In the data below, find every line with the string "document" and pull it out.
** START OF Excerpted records **
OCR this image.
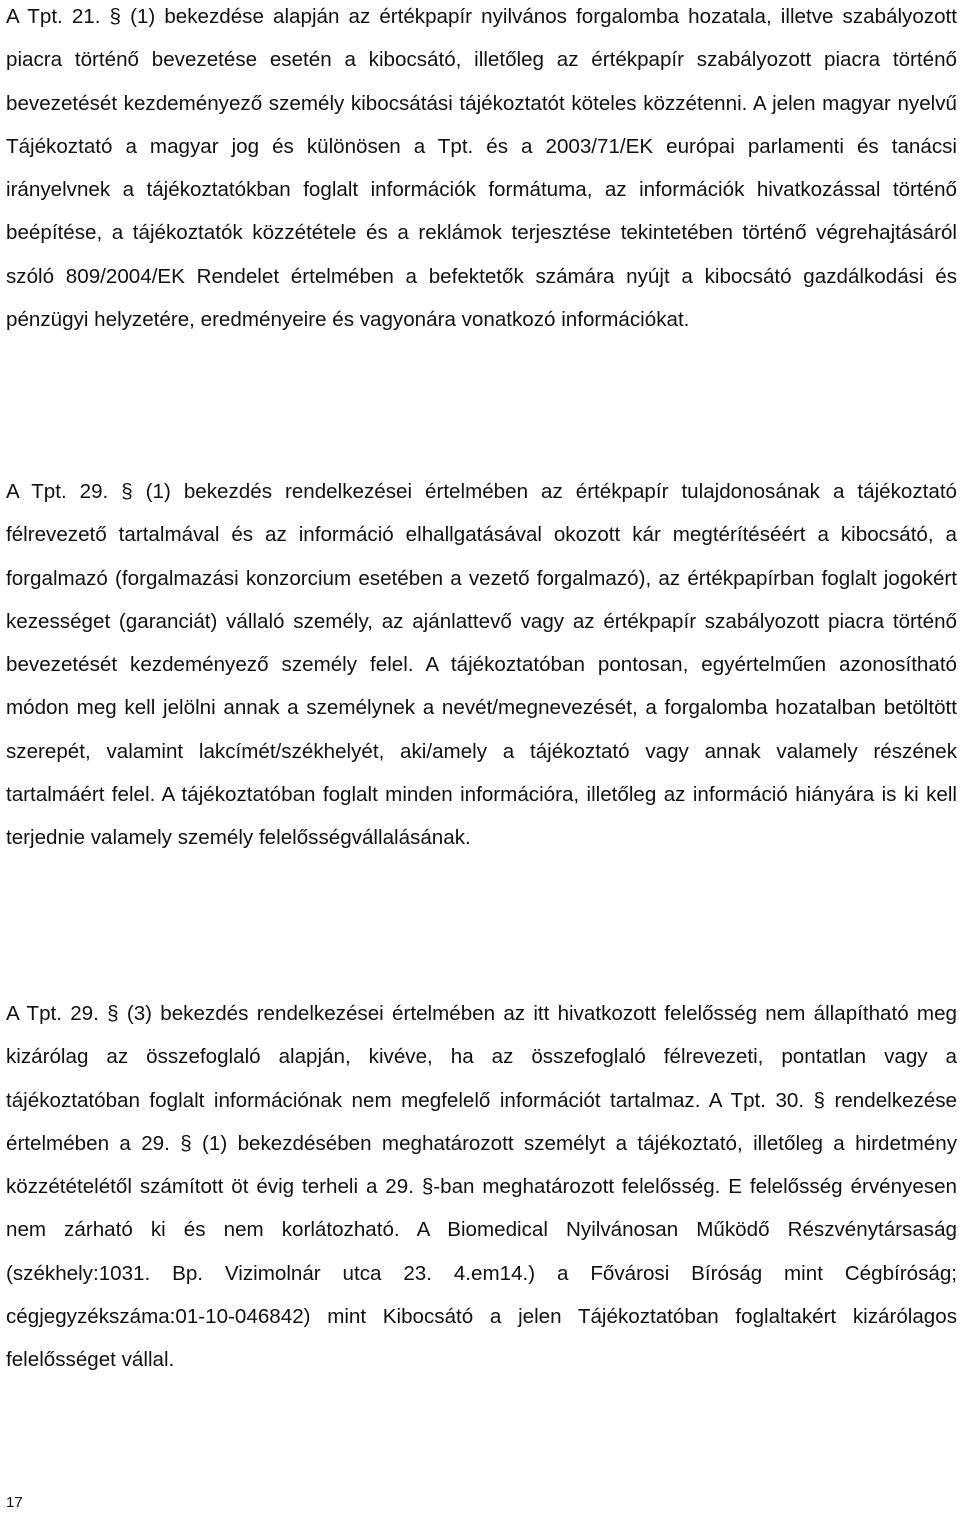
A Tpt. 21. § (1) bekezdése alapján az értékpapír nyilvános forgalomba hozatala, illetve szabályozott piacra történő bevezetése esetén a kibocsátó, illetőleg az értékpapír szabályozott piacra történő bevezetését kezdeményező személy kibocsátási tájékoztatót köteles közzétenni. A jelen magyar nyelvű Tájékoztató a magyar jog és különösen a Tpt. és a 2003/71/EK európai parlamenti és tanácsi irányelvnek a tájékoztatókban foglalt információk formátuma, az információk hivatkozással történő beépítése, a tájékoztatók közzététele és a reklámok terjesztése tekintetében történő végrehajtásáról szóló 809/2004/EK Rendelet értelmében a befektetők számára nyújt a kibocsátó gazdálkodási és pénzügyi helyzetére, eredményeire és vagyonára vonatkozó információkat.

A Tpt. 29. § (1) bekezdés rendelkezései értelmében az értékpapír tulajdonosának a tájékoztató félrevezető tartalmával és az információ elhallgatásával okozott kár megtérítéséért a kibocsátó, a forgalmazó (forgalmazási konzorcium esetében a vezető forgalmazó), az értékpapírban foglalt jogokért kezességet (garanciát) vállaló személy, az ajánlattevő vagy az értékpapír szabályozott piacra történő bevezetését kezdeményező személy felel. A tájékoztatóban pontosan, egyértelműen azonosítható módon meg kell jelölni annak a személynek a nevét/megnevezését, a forgalomba hozatalban betöltött szerepét, valamint lakcímét/székhelyét, aki/amely a tájékoztató vagy annak valamely részének tartalmáért felel. A tájékoztatóban foglalt minden információra, illetőleg az információ hiányára is ki kell terjednie valamely személy felelősségvállalásának.

A Tpt. 29. § (3) bekezdés rendelkezései értelmében az itt hivatkozott felelősség nem állapítható meg kizárólag az összefoglaló alapján, kivéve, ha az összefoglaló félrevezeti, pontatlan vagy a tájékoztatóban foglalt információnak nem megfelelő információt tartalmaz. A Tpt. 30. § rendelkezése értelmében a 29. § (1) bekezdésében meghatározott személyt a tájékoztató, illetőleg a hirdetmény közzétételétől számított öt évig terheli a 29. §-ban meghatározott felelősség. E felelősség érvényesen nem zárható ki és nem korlátozható. A Biomedical Nyilvánosan Működő Részvénytársaság (székhely:1031. Bp. Vizimolnár utca 23. 4.em14.) a Fővárosi Bíróság mint Cégbíróság; cégjegyzékszáma:01-10-046842) mint Kibocsátó a jelen Tájékoztatóban foglaltakért kizárólagos felelősséget vállal.

17
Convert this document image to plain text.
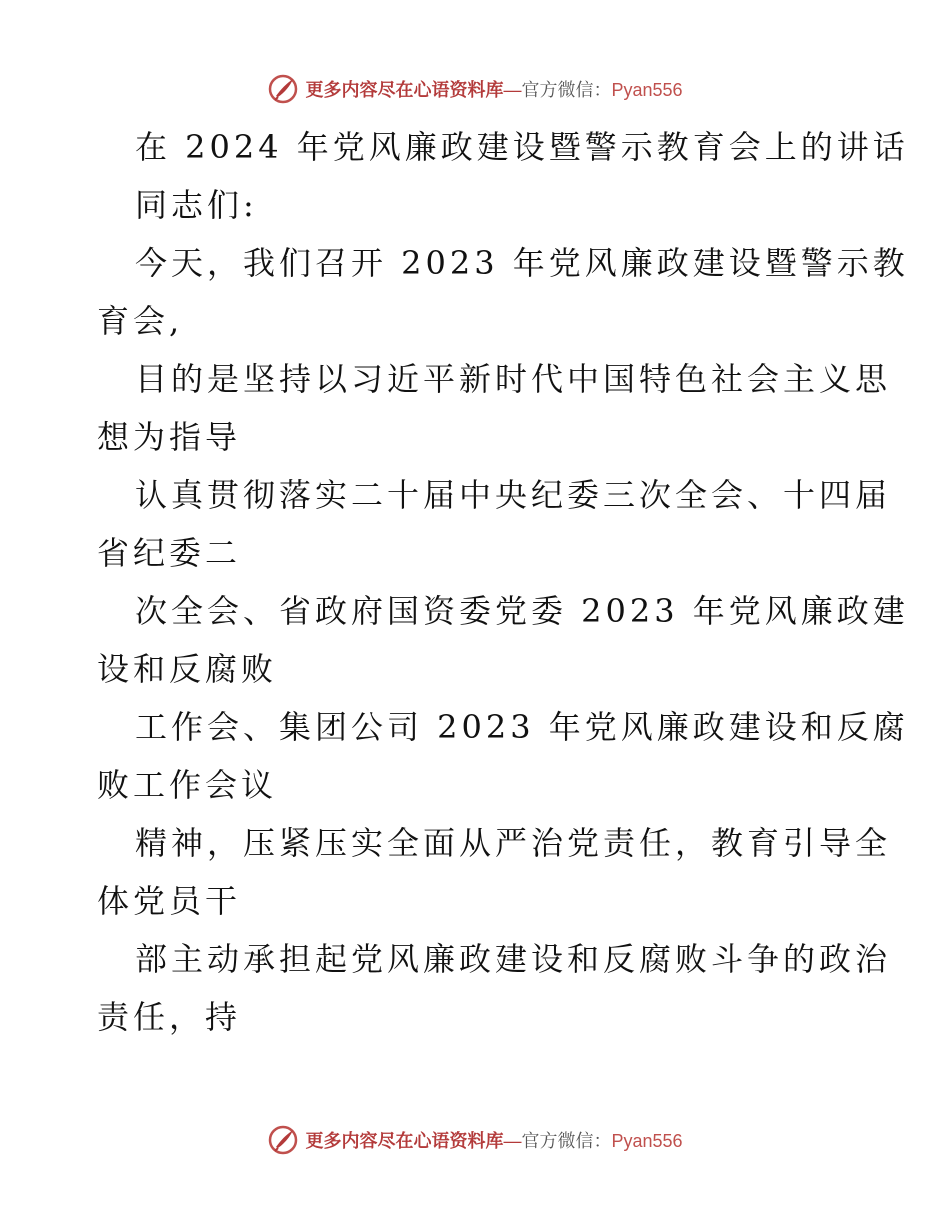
更多内容尽在心语资料库 — 官方微信： Pyan556
在 2024 年党风廉政建设暨警示教育会上的讲话
同志们:
今天，我们召开 2023 年党风廉政建设暨警示教
育会,
目的是坚持以习近平新时代中国特色社会主义思
想为指导
认真贯彻落实二十届中央纪委三次全会、十四届
省纪委二
次全会、省政府国资委党委 2023 年党风廉政建
设和反腐败
工作会、集团公司 2023 年党风廉政建设和反腐
败工作会议
精神，压紧压实全面从严治党责任，教育引导全
体党员干
部主动承担起党风廉政建设和反腐败斗争的政治
责任，持
更多内容尽在心语资料库 — 官方微信： Pyan556
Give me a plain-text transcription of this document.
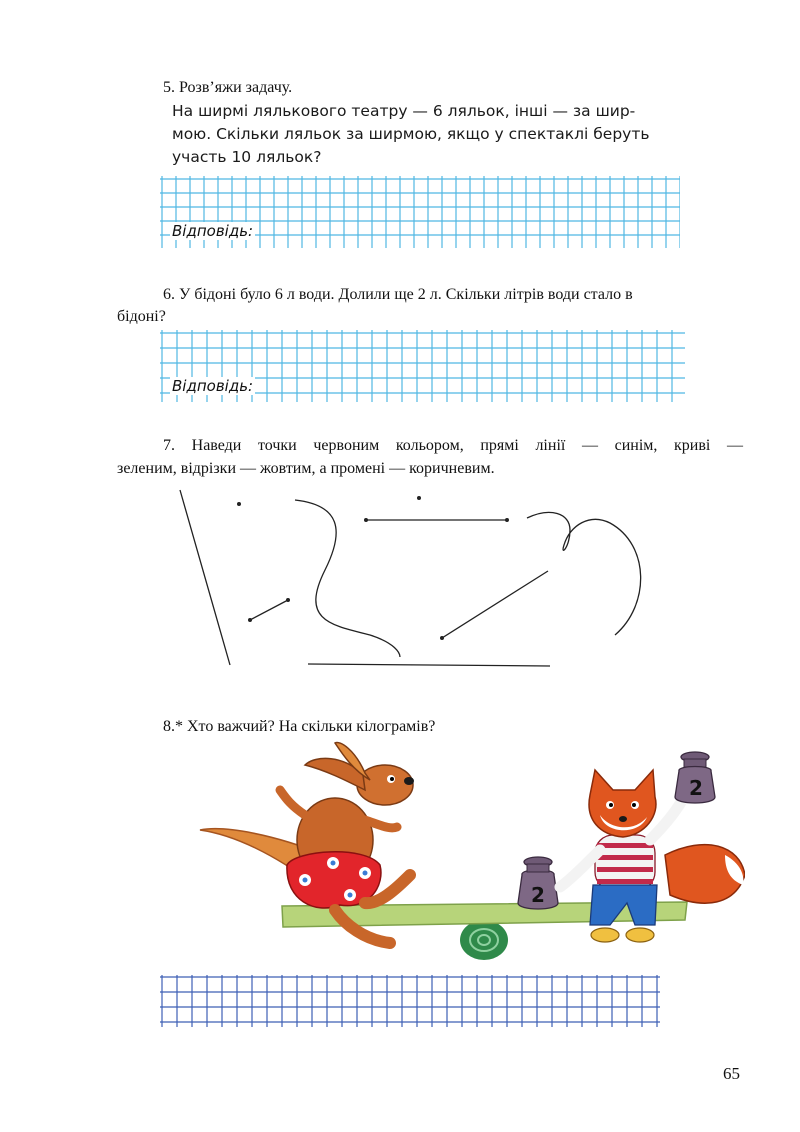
5. Розв’яжи задачу.
На ширмі лялькового театру — 6 ляльок, інші — за шир-
мою. Скільки ляльок за ширмою, якщо у спектаклі беруть
участь 10 ляльок?
Відповідь:
6. У бідоні було 6 л води. Долили ще 2 л. Скільки літрів води стало в
бідоні?
Відповідь:
7. Наведи точки червоним кольором, прямі лінії — синім, криві —
зеленим, відрізки — жовтим, а промені — коричневим.
8.* Хто важчий? На скільки кілограмів?
2
2
65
** END OF Excerpted records **
Output for this exercise:
Convert this document image to plain text.
Give me a plain-text transcription of this document.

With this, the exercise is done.